Copy out the entries below in full and exactly.
>> START Available records
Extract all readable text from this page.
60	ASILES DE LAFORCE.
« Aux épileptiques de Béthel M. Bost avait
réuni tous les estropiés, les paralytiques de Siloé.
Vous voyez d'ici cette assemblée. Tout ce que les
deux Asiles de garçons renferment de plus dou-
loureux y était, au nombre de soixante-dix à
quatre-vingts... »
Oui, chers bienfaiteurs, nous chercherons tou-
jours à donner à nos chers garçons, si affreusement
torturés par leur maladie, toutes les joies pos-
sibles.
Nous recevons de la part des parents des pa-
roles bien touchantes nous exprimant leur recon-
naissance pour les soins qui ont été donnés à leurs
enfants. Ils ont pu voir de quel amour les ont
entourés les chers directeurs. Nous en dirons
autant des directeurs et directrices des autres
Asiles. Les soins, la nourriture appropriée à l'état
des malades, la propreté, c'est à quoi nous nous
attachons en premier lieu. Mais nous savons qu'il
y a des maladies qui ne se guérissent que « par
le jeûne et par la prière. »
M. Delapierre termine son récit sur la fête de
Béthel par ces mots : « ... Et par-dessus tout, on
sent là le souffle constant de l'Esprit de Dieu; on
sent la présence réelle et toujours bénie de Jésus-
>> END Available records
## Reply
Extract all readable text from this page.
60	ASILES DE LAFORCE.
« Aux épileptiques de Béthel M. Bost avait
réuni tous les estropiés, les paralytiques de Siloé.
Vous voyez d'ici cette assemblée. Tout ce que les
deux Asiles de garçons renferment de plus dou-
loureux y était, au nombre de soixante-dix à
quatre-vingts... »
Oui, chers bienfaiteurs, nous chercherons tou-
jours à donner à nos chers garçons, si affreusement
torturés par leur maladie, toutes les joies pos-
sibles.
Nous recevons de la part des parents des pa-
roles bien touchantes nous exprimant leur recon-
naissance pour les soins qui ont été donnés à leurs
enfants. Ils ont pu voir de quel amour les ont
entourés les chers directeurs. Nous en dirons
autant des directeurs et directrices des autres
Asiles. Les soins, la nourriture appropriée à l'état
des malades, la propreté, c'est à quoi nous nous
attachons en premier lieu. Mais nous savons qu'il
y a des maladies qui ne se guérissent que « par
le jeûne et par la prière. »
M. Delapierre termine son récit sur la fête de
Béthel par ces mots : « ... Et par-dessus tout, on
sent là le souffle constant de l'Esprit de Dieu; on
sent la présence réelle et toujours bénie de Jésus-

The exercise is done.